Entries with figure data
----

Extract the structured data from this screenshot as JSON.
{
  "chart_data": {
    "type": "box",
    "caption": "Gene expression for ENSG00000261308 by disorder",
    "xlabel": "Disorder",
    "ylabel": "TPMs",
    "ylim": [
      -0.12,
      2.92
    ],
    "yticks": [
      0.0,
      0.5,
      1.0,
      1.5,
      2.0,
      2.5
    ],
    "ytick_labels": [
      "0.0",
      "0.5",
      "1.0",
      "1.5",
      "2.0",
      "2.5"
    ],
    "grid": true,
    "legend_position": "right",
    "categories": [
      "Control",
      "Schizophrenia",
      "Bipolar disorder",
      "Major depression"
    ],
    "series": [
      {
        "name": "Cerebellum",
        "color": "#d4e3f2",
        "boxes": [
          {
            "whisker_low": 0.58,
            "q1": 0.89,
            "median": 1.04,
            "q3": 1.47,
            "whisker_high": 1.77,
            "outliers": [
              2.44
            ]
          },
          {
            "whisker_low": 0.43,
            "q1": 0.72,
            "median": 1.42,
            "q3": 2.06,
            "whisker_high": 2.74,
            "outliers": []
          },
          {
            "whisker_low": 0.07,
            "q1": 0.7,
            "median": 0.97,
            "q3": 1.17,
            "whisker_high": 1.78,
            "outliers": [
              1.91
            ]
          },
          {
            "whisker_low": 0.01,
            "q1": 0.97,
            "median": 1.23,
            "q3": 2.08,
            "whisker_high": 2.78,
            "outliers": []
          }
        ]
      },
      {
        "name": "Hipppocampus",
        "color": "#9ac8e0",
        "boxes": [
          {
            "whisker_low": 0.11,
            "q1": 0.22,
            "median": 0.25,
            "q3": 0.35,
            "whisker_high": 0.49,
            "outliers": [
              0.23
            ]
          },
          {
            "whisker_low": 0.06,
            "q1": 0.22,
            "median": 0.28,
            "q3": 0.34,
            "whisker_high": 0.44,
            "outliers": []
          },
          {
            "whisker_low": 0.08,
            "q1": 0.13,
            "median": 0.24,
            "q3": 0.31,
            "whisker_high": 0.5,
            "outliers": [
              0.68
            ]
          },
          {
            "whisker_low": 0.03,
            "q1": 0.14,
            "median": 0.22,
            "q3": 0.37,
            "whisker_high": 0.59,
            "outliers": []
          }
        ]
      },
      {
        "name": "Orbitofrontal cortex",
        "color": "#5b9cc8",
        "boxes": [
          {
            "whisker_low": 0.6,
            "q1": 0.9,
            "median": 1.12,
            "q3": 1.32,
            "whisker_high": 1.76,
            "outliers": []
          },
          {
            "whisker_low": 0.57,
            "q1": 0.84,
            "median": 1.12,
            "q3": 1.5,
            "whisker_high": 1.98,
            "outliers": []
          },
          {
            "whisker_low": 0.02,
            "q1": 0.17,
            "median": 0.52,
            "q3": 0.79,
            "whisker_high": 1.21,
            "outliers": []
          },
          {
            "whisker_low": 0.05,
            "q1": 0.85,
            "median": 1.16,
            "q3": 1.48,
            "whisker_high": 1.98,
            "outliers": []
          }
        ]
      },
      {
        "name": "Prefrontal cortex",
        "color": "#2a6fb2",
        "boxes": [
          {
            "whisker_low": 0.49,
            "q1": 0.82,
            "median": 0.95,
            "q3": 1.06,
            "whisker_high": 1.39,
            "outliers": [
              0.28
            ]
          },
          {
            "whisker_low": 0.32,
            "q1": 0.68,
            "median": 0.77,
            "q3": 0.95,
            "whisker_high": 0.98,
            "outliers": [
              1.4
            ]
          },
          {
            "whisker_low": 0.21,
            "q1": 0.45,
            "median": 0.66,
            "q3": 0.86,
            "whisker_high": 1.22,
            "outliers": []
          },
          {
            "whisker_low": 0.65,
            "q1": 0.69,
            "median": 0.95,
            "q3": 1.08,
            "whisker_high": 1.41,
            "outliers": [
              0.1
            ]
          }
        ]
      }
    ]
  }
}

----

> **Task description**
From the listing above, extract every line exactly as it stands.

> **Output of the task**
Extract the structured data from this screenshot as JSON.
{
  "chart_data": {
    "type": "box",
    "caption": "Gene expression for ENSG00000261308 by disorder",
    "xlabel": "Disorder",
    "ylabel": "TPMs",
    "ylim": [
      -0.12,
      2.92
    ],
    "yticks": [
      0.0,
      0.5,
      1.0,
      1.5,
      2.0,
      2.5
    ],
    "ytick_labels": [
      "0.0",
      "0.5",
      "1.0",
      "1.5",
      "2.0",
      "2.5"
    ],
    "grid": true,
    "legend_position": "right",
    "categories": [
      "Control",
      "Schizophrenia",
      "Bipolar disorder",
      "Major depression"
    ],
    "series": [
      {
        "name": "Cerebellum",
        "color": "#d4e3f2",
        "boxes": [
          {
            "whisker_low": 0.58,
            "q1": 0.89,
            "median": 1.04,
            "q3": 1.47,
            "whisker_high": 1.77,
            "outliers": [
              2.44
            ]
          },
          {
            "whisker_low": 0.43,
            "q1": 0.72,
            "median": 1.42,
            "q3": 2.06,
            "whisker_high": 2.74,
            "outliers": []
          },
          {
            "whisker_low": 0.07,
            "q1": 0.7,
            "median": 0.97,
            "q3": 1.17,
            "whisker_high": 1.78,
            "outliers": [
              1.91
            ]
          },
          {
            "whisker_low": 0.01,
            "q1": 0.97,
            "median": 1.23,
            "q3": 2.08,
            "whisker_high": 2.78,
            "outliers": []
          }
        ]
      },
      {
        "name": "Hipppocampus",
        "color": "#9ac8e0",
        "boxes": [
          {
            "whisker_low": 0.11,
            "q1": 0.22,
            "median": 0.25,
            "q3": 0.35,
            "whisker_high": 0.49,
            "outliers": [
              0.23
            ]
          },
          {
            "whisker_low": 0.06,
            "q1": 0.22,
            "median": 0.28,
            "q3": 0.34,
            "whisker_high": 0.44,
            "outliers": []
          },
          {
            "whisker_low": 0.08,
            "q1": 0.13,
            "median": 0.24,
            "q3": 0.31,
            "whisker_high": 0.5,
            "outliers": [
              0.68
            ]
          },
          {
            "whisker_low": 0.03,
            "q1": 0.14,
            "median": 0.22,
            "q3": 0.37,
            "whisker_high": 0.59,
            "outliers": []
          }
        ]
      },
      {
        "name": "Orbitofrontal cortex",
        "color": "#5b9cc8",
        "boxes": [
          {
            "whisker_low": 0.6,
            "q1": 0.9,
            "median": 1.12,
            "q3": 1.32,
            "whisker_high": 1.76,
            "outliers": []
          },
          {
            "whisker_low": 0.57,
            "q1": 0.84,
            "median": 1.12,
            "q3": 1.5,
            "whisker_high": 1.98,
            "outliers": []
          },
          {
            "whisker_low": 0.02,
            "q1": 0.17,
            "median": 0.52,
            "q3": 0.79,
            "whisker_high": 1.21,
            "outliers": []
          },
          {
            "whisker_low": 0.05,
            "q1": 0.85,
            "median": 1.16,
            "q3": 1.48,
            "whisker_high": 1.98,
            "outliers": []
          }
        ]
      },
      {
        "name": "Prefrontal cortex",
        "color": "#2a6fb2",
        "boxes": [
          {
            "whisker_low": 0.49,
            "q1": 0.82,
            "median": 0.95,
            "q3": 1.06,
            "whisker_high": 1.39,
            "outliers": [
              0.28
            ]
          },
          {
            "whisker_low": 0.32,
            "q1": 0.68,
            "median": 0.77,
            "q3": 0.95,
            "whisker_high": 0.98,
            "outliers": [
              1.4
            ]
          },
          {
            "whisker_low": 0.21,
            "q1": 0.45,
            "median": 0.66,
            "q3": 0.86,
            "whisker_high": 1.22,
            "outliers": []
          },
          {
            "whisker_low": 0.65,
            "q1": 0.69,
            "median": 0.95,
            "q3": 1.08,
            "whisker_high": 1.41,
            "outliers": [
              0.1
            ]
          }
        ]
      }
    ]
  }
}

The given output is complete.